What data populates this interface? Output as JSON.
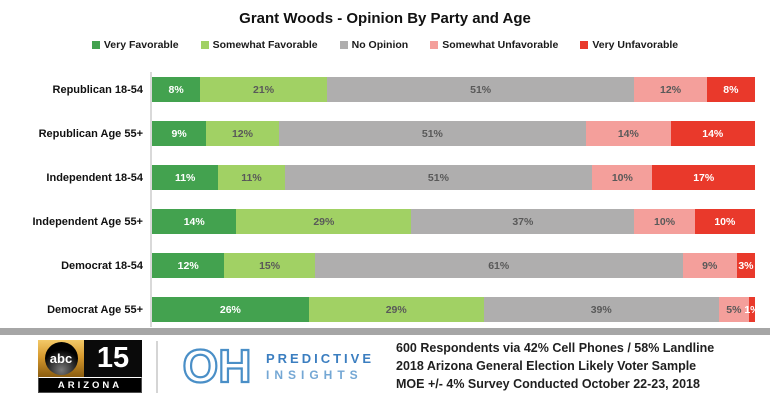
{
  "chart_data": {
    "type": "bar",
    "orientation": "horizontal",
    "stacked": true,
    "title": "Grant Woods - Opinion By Party and Age",
    "legend_position": "top",
    "xlim": [
      0,
      100
    ],
    "value_suffix": "%",
    "categories": [
      "Republican 18-54",
      "Republican Age 55+",
      "Independent 18-54",
      "Independent Age 55+",
      "Democrat 18-54",
      "Democrat Age 55+"
    ],
    "series": [
      {
        "name": "Very Favorable",
        "color": "#43A24F",
        "label_color": "#ffffff",
        "values": [
          8,
          9,
          11,
          14,
          12,
          26
        ]
      },
      {
        "name": "Somewhat Favorable",
        "color": "#A1D164",
        "label_color": "#595959",
        "values": [
          21,
          12,
          11,
          29,
          15,
          29
        ]
      },
      {
        "name": "No Opinion",
        "color": "#AFAEAE",
        "label_color": "#595959",
        "values": [
          51,
          51,
          51,
          37,
          61,
          39
        ]
      },
      {
        "name": "Somewhat Unfavorable",
        "color": "#F49F9B",
        "label_color": "#595959",
        "values": [
          12,
          14,
          10,
          10,
          9,
          5
        ]
      },
      {
        "name": "Very Unfavorable",
        "color": "#E9392B",
        "label_color": "#ffffff",
        "values": [
          8,
          14,
          17,
          10,
          3,
          1
        ]
      }
    ]
  },
  "footer": {
    "lines": [
      "600 Respondents via 42% Cell Phones / 58% Landline",
      "2018 Arizona General Election Likely Voter Sample",
      "MOE +/- 4% Survey Conducted October 22-23, 2018"
    ],
    "abc_logo": {
      "abc": "abc",
      "number": "15",
      "region": "ARIZONA"
    },
    "oh_logo": {
      "monogram": "OH",
      "line1": "PREDICTIVE",
      "line2": "INSIGHTS"
    }
  }
}
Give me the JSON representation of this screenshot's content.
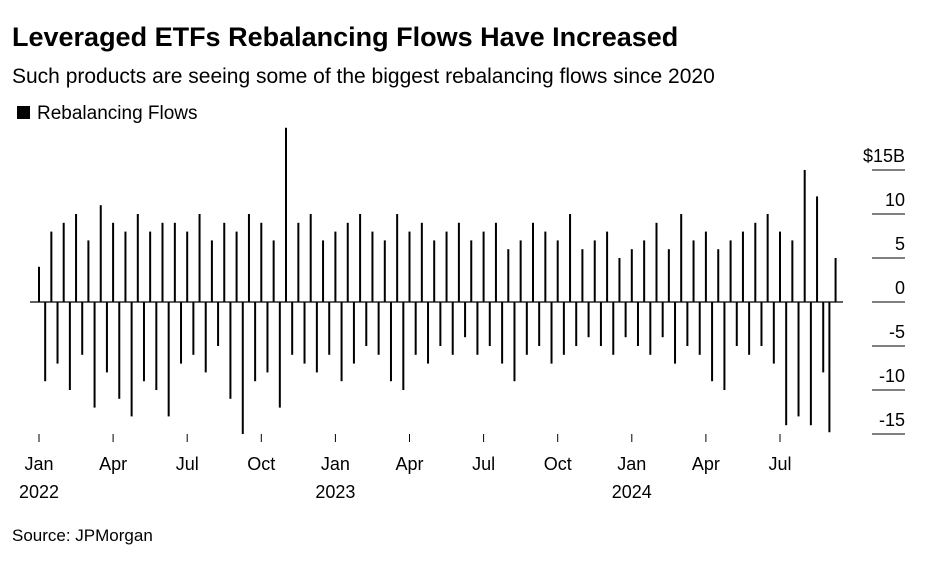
{
  "chart_data": {
    "type": "bar",
    "title": "Leveraged ETFs Rebalancing Flows Have Increased",
    "subtitle": "Such products are seeing some of the biggest rebalancing flows since 2020",
    "source": "Source: JPMorgan",
    "series": [
      {
        "name": "Rebalancing Flows",
        "color": "#000000",
        "values": [
          4,
          -9,
          8,
          -7,
          9,
          -10,
          10,
          -6,
          7,
          -12,
          11,
          -8,
          9,
          -11,
          8,
          -13,
          10,
          -9,
          8,
          -10,
          9,
          -13,
          9,
          -7,
          8,
          -6,
          10,
          -8,
          7,
          -5,
          9,
          -11,
          8,
          -15,
          10,
          -9,
          9,
          -8,
          7,
          -12,
          19.8,
          -6,
          9,
          -7,
          10,
          -8,
          7,
          -6,
          8,
          -9,
          9,
          -7,
          10,
          -5,
          8,
          -6,
          7,
          -9,
          10,
          -10,
          8,
          -6,
          9,
          -7,
          7,
          -5,
          8,
          -6,
          9,
          -4,
          7,
          -6,
          8,
          -5,
          9,
          -7,
          6,
          -9,
          7,
          -6,
          9,
          -5,
          8,
          -7,
          7,
          -6,
          10,
          -5,
          6,
          -4,
          7,
          -5,
          8,
          -6,
          5,
          -4,
          6,
          -5,
          7,
          -6,
          9,
          -4,
          6,
          -7,
          10,
          -5,
          7,
          -6,
          8,
          -9,
          6,
          -10,
          7,
          -5,
          8,
          -6,
          9,
          -5,
          10,
          -7,
          8,
          -14,
          7,
          -13,
          15,
          -14,
          12,
          -8,
          -14.8,
          5
        ]
      }
    ],
    "categories_count_note": null,
    "xticks": [
      {
        "value": 0,
        "label": "Jan",
        "year": "2022"
      },
      {
        "value": 12,
        "label": "Apr"
      },
      {
        "value": 24,
        "label": "Jul"
      },
      {
        "value": 36,
        "label": "Oct"
      },
      {
        "value": 48,
        "label": "Jan",
        "year": "2023"
      },
      {
        "value": 60,
        "label": "Apr"
      },
      {
        "value": 72,
        "label": "Jul"
      },
      {
        "value": 84,
        "label": "Oct"
      },
      {
        "value": 96,
        "label": "Jan",
        "year": "2024"
      },
      {
        "value": 108,
        "label": "Apr"
      },
      {
        "value": 120,
        "label": "Jul"
      }
    ],
    "ylim": [
      -16,
      20
    ],
    "yticks": [
      {
        "value": 15,
        "label": "$15B"
      },
      10,
      5,
      0,
      -5,
      -10,
      -15
    ]
  }
}
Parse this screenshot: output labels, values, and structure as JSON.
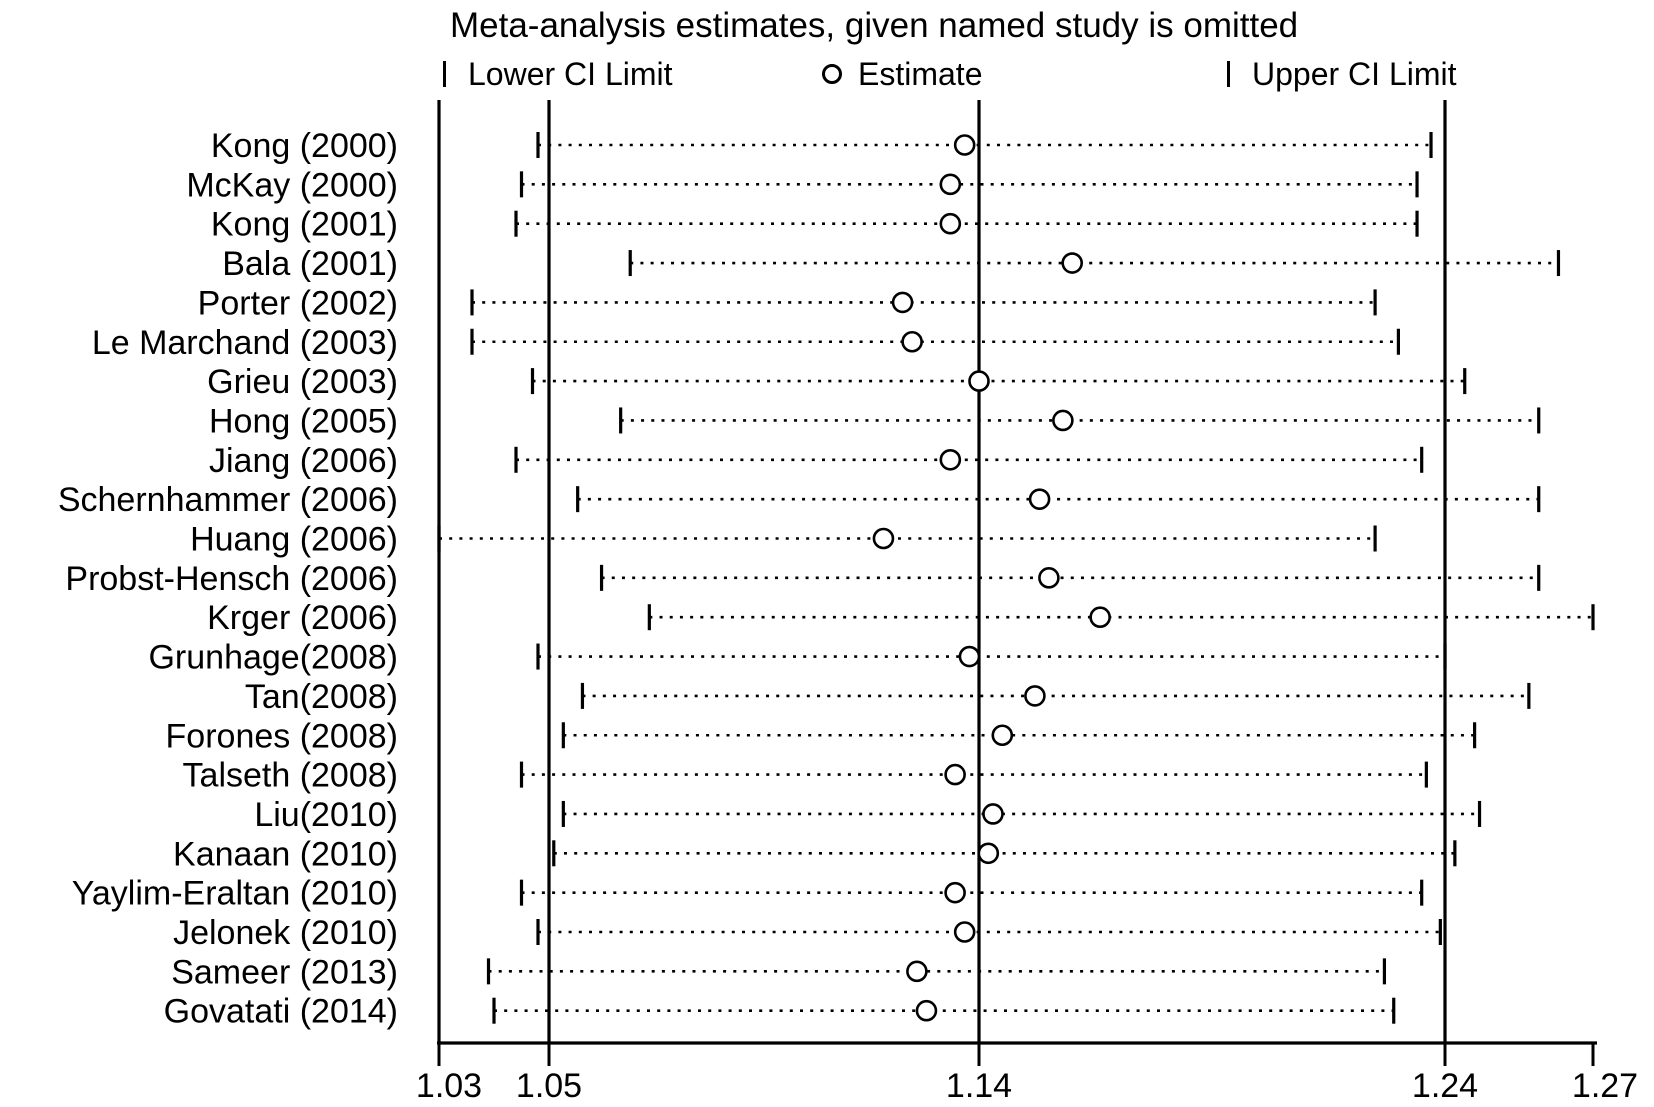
{
  "figure": {
    "title": "Meta-analysis estimates, given named study is omitted"
  },
  "legend": {
    "lower": "Lower CI Limit",
    "estimate": "Estimate",
    "upper": "Upper CI Limit"
  },
  "colors": {
    "foreground": "#000000",
    "background": "#ffffff"
  },
  "chart_data": {
    "type": "scatter",
    "variant": "leave-one-out sensitivity forest plot",
    "title": "Meta-analysis estimates, given named study is omitted",
    "legend": [
      "Lower CI Limit",
      "Estimate",
      "Upper CI Limit"
    ],
    "grid": false,
    "x_axis": {
      "range": [
        1.03,
        1.27
      ],
      "ticks": [
        1.03,
        1.05,
        1.14,
        1.24,
        1.27
      ],
      "reference_lines": [
        1.05,
        1.14,
        1.24
      ]
    },
    "studies": [
      {
        "name": "Kong (2000)",
        "lower": 1.048,
        "estimate": 1.137,
        "upper": 1.237
      },
      {
        "name": "McKay (2000)",
        "lower": 1.045,
        "estimate": 1.134,
        "upper": 1.234
      },
      {
        "name": "Kong (2001)",
        "lower": 1.044,
        "estimate": 1.134,
        "upper": 1.234
      },
      {
        "name": "Bala (2001)",
        "lower": 1.067,
        "estimate": 1.16,
        "upper": 1.263
      },
      {
        "name": "Porter (2002)",
        "lower": 1.036,
        "estimate": 1.124,
        "upper": 1.225
      },
      {
        "name": "Le Marchand (2003)",
        "lower": 1.036,
        "estimate": 1.126,
        "upper": 1.23
      },
      {
        "name": "Grieu (2003)",
        "lower": 1.047,
        "estimate": 1.14,
        "upper": 1.244
      },
      {
        "name": "Hong (2005)",
        "lower": 1.065,
        "estimate": 1.158,
        "upper": 1.259
      },
      {
        "name": "Jiang (2006)",
        "lower": 1.044,
        "estimate": 1.134,
        "upper": 1.235
      },
      {
        "name": "Schernhammer (2006)",
        "lower": 1.056,
        "estimate": 1.153,
        "upper": 1.259
      },
      {
        "name": "Huang (2006)",
        "lower": 1.03,
        "estimate": 1.12,
        "upper": 1.225
      },
      {
        "name": "Probst-Hensch (2006)",
        "lower": 1.061,
        "estimate": 1.155,
        "upper": 1.259
      },
      {
        "name": "Krger (2006)",
        "lower": 1.071,
        "estimate": 1.166,
        "upper": 1.27
      },
      {
        "name": "Grunhage(2008)",
        "lower": 1.048,
        "estimate": 1.138,
        "upper": 1.24
      },
      {
        "name": "Tan(2008)",
        "lower": 1.057,
        "estimate": 1.152,
        "upper": 1.257
      },
      {
        "name": "Forones (2008)",
        "lower": 1.053,
        "estimate": 1.145,
        "upper": 1.246
      },
      {
        "name": "Talseth (2008)",
        "lower": 1.045,
        "estimate": 1.135,
        "upper": 1.236
      },
      {
        "name": "Liu(2010)",
        "lower": 1.053,
        "estimate": 1.143,
        "upper": 1.247
      },
      {
        "name": "Kanaan (2010)",
        "lower": 1.051,
        "estimate": 1.142,
        "upper": 1.242
      },
      {
        "name": "Yaylim-Eraltan (2010)",
        "lower": 1.045,
        "estimate": 1.135,
        "upper": 1.235
      },
      {
        "name": "Jelonek (2010)",
        "lower": 1.048,
        "estimate": 1.137,
        "upper": 1.239
      },
      {
        "name": "Sameer (2013)",
        "lower": 1.039,
        "estimate": 1.127,
        "upper": 1.227
      },
      {
        "name": "Govatati (2014)",
        "lower": 1.04,
        "estimate": 1.129,
        "upper": 1.229
      }
    ]
  }
}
══════════
Required work: Extract, from the material above, each line holding the word "Limit".

Answer for the task:
    "lower": "Lower CI Limit",
    "upper": "Upper CI Limit"
      "Lower CI Limit",
      "Upper CI Limit"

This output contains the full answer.